Your instructions: Copy the full set of lines exactly as given.

Data provided:
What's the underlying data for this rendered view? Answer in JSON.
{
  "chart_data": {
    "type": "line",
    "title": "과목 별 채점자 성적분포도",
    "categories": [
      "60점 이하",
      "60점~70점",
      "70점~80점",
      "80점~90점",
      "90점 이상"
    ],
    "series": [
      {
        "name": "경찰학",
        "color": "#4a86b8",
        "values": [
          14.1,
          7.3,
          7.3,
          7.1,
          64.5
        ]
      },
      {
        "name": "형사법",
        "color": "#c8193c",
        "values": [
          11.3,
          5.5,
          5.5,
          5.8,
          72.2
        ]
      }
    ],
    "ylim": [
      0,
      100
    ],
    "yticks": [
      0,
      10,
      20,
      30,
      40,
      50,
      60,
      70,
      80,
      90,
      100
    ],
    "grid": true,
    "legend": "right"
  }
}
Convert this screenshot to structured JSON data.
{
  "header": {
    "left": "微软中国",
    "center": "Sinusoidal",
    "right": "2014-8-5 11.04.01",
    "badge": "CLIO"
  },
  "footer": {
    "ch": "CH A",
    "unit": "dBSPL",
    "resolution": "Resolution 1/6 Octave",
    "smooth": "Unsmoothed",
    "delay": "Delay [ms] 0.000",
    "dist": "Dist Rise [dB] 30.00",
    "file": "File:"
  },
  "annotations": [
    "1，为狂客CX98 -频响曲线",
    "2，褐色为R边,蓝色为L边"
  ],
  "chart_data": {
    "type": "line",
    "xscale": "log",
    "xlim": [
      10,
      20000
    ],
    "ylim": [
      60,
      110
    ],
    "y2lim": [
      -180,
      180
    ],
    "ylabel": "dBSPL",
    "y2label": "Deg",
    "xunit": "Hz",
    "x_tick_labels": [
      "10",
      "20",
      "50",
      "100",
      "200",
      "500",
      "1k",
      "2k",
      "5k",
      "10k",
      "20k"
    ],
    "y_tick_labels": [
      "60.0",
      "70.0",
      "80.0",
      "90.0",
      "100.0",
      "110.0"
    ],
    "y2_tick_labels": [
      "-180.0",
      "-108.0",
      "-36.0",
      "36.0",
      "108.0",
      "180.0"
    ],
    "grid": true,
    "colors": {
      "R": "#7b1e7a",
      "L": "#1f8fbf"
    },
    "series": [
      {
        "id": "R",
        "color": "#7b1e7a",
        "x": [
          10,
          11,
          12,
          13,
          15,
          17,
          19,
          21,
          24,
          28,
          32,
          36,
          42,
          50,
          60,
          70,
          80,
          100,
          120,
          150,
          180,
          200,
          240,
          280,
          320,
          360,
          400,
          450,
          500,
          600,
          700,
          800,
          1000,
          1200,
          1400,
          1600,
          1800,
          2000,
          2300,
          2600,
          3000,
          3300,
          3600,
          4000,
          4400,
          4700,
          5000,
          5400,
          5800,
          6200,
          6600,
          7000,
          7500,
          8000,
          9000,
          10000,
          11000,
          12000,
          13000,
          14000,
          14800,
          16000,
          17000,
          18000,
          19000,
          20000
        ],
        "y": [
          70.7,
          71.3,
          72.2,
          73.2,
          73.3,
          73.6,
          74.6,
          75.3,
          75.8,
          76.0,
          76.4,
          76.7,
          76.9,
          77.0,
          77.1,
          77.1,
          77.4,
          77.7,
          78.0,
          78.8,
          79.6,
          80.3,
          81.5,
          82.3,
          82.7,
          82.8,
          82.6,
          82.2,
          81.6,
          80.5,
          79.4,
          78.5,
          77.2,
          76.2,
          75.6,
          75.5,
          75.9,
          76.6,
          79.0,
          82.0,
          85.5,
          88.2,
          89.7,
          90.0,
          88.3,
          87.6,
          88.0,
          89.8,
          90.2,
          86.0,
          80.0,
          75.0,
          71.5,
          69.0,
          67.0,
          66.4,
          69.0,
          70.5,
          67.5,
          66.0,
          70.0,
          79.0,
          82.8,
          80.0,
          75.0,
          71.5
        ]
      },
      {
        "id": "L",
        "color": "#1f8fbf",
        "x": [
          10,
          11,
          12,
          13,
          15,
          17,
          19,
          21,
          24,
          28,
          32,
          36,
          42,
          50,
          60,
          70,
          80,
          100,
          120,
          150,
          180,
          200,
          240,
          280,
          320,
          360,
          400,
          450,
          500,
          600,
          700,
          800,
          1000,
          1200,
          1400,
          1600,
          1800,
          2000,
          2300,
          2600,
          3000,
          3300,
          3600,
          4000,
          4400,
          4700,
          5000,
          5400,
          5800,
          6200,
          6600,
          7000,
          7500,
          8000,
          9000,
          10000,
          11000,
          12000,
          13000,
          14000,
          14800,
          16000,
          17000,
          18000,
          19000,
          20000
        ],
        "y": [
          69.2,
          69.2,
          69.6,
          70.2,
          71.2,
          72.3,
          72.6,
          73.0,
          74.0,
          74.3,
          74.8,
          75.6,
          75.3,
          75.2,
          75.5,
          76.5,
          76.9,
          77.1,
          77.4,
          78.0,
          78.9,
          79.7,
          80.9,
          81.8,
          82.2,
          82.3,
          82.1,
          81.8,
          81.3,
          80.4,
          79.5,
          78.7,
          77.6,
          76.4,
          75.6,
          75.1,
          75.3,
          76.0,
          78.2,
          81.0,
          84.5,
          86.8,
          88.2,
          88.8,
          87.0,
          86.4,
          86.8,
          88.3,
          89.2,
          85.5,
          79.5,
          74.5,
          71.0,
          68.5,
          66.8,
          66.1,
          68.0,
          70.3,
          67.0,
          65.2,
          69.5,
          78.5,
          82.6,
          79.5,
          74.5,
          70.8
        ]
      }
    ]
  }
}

Solution for this exercise:
What's the underlying data for this rendered view? Answer in JSON.
{
  "chart_data": {
    "type": "line",
    "title": "과목 별 채점자 성적분포도",
    "categories": [
      "60점 이하",
      "60점~70점",
      "70점~80점",
      "80점~90점",
      "90점 이상"
    ],
    "series": [
      {
        "name": "경찰학",
        "color": "#4a86b8",
        "values": [
          14.1,
          7.3,
          7.3,
          7.1,
          64.5
        ]
      },
      {
        "name": "형사법",
        "color": "#c8193c",
        "values": [
          11.3,
          5.5,
          5.5,
          5.8,
          72.2
        ]
      }
    ],
    "ylim": [
      0,
      100
    ],
    "yticks": [
      0,
      10,
      20,
      30,
      40,
      50,
      60,
      70,
      80,
      90,
      100
    ],
    "grid": true,
    "legend": "right"
  }
}
Convert this screenshot to structured JSON data.
{
  "header": {
    "left": "微软中国",
    "center": "Sinusoidal",
    "right": "2014-8-5 11.04.01",
    "badge": "CLIO"
  },
  "footer": {
    "ch": "CH A",
    "unit": "dBSPL",
    "resolution": "Resolution 1/6 Octave",
    "smooth": "Unsmoothed",
    "delay": "Delay [ms] 0.000",
    "dist": "Dist Rise [dB] 30.00",
    "file": "File:"
  },
  "annotations": [
    "1，为狂客CX98 -频响曲线",
    "2，褐色为R边,蓝色为L边"
  ],
  "chart_data": {
    "type": "line",
    "xscale": "log",
    "xlim": [
      10,
      20000
    ],
    "ylim": [
      60,
      110
    ],
    "y2lim": [
      -180,
      180
    ],
    "ylabel": "dBSPL",
    "y2label": "Deg",
    "xunit": "Hz",
    "x_tick_labels": [
      "10",
      "20",
      "50",
      "100",
      "200",
      "500",
      "1k",
      "2k",
      "5k",
      "10k",
      "20k"
    ],
    "y_tick_labels": [
      "60.0",
      "70.0",
      "80.0",
      "90.0",
      "100.0",
      "110.0"
    ],
    "y2_tick_labels": [
      "-180.0",
      "-108.0",
      "-36.0",
      "36.0",
      "108.0",
      "180.0"
    ],
    "grid": true,
    "colors": {
      "R": "#7b1e7a",
      "L": "#1f8fbf"
    },
    "series": [
      {
        "id": "R",
        "color": "#7b1e7a",
        "x": [
          10,
          11,
          12,
          13,
          15,
          17,
          19,
          21,
          24,
          28,
          32,
          36,
          42,
          50,
          60,
          70,
          80,
          100,
          120,
          150,
          180,
          200,
          240,
          280,
          320,
          360,
          400,
          450,
          500,
          600,
          700,
          800,
          1000,
          1200,
          1400,
          1600,
          1800,
          2000,
          2300,
          2600,
          3000,
          3300,
          3600,
          4000,
          4400,
          4700,
          5000,
          5400,
          5800,
          6200,
          6600,
          7000,
          7500,
          8000,
          9000,
          10000,
          11000,
          12000,
          13000,
          14000,
          14800,
          16000,
          17000,
          18000,
          19000,
          20000
        ],
        "y": [
          70.7,
          71.3,
          72.2,
          73.2,
          73.3,
          73.6,
          74.6,
          75.3,
          75.8,
          76.0,
          76.4,
          76.7,
          76.9,
          77.0,
          77.1,
          77.1,
          77.4,
          77.7,
          78.0,
          78.8,
          79.6,
          80.3,
          81.5,
          82.3,
          82.7,
          82.8,
          82.6,
          82.2,
          81.6,
          80.5,
          79.4,
          78.5,
          77.2,
          76.2,
          75.6,
          75.5,
          75.9,
          76.6,
          79.0,
          82.0,
          85.5,
          88.2,
          89.7,
          90.0,
          88.3,
          87.6,
          88.0,
          89.8,
          90.2,
          86.0,
          80.0,
          75.0,
          71.5,
          69.0,
          67.0,
          66.4,
          69.0,
          70.5,
          67.5,
          66.0,
          70.0,
          79.0,
          82.8,
          80.0,
          75.0,
          71.5
        ]
      },
      {
        "id": "L",
        "color": "#1f8fbf",
        "x": [
          10,
          11,
          12,
          13,
          15,
          17,
          19,
          21,
          24,
          28,
          32,
          36,
          42,
          50,
          60,
          70,
          80,
          100,
          120,
          150,
          180,
          200,
          240,
          280,
          320,
          360,
          400,
          450,
          500,
          600,
          700,
          800,
          1000,
          1200,
          1400,
          1600,
          1800,
          2000,
          2300,
          2600,
          3000,
          3300,
          3600,
          4000,
          4400,
          4700,
          5000,
          5400,
          5800,
          6200,
          6600,
          7000,
          7500,
          8000,
          9000,
          10000,
          11000,
          12000,
          13000,
          14000,
          14800,
          16000,
          17000,
          18000,
          19000,
          20000
        ],
        "y": [
          69.2,
          69.2,
          69.6,
          70.2,
          71.2,
          72.3,
          72.6,
          73.0,
          74.0,
          74.3,
          74.8,
          75.6,
          75.3,
          75.2,
          75.5,
          76.5,
          76.9,
          77.1,
          77.4,
          78.0,
          78.9,
          79.7,
          80.9,
          81.8,
          82.2,
          82.3,
          82.1,
          81.8,
          81.3,
          80.4,
          79.5,
          78.7,
          77.6,
          76.4,
          75.6,
          75.1,
          75.3,
          76.0,
          78.2,
          81.0,
          84.5,
          86.8,
          88.2,
          88.8,
          87.0,
          86.4,
          86.8,
          88.3,
          89.2,
          85.5,
          79.5,
          74.5,
          71.0,
          68.5,
          66.8,
          66.1,
          68.0,
          70.3,
          67.0,
          65.2,
          69.5,
          78.5,
          82.6,
          79.5,
          74.5,
          70.8
        ]
      }
    ]
  }
}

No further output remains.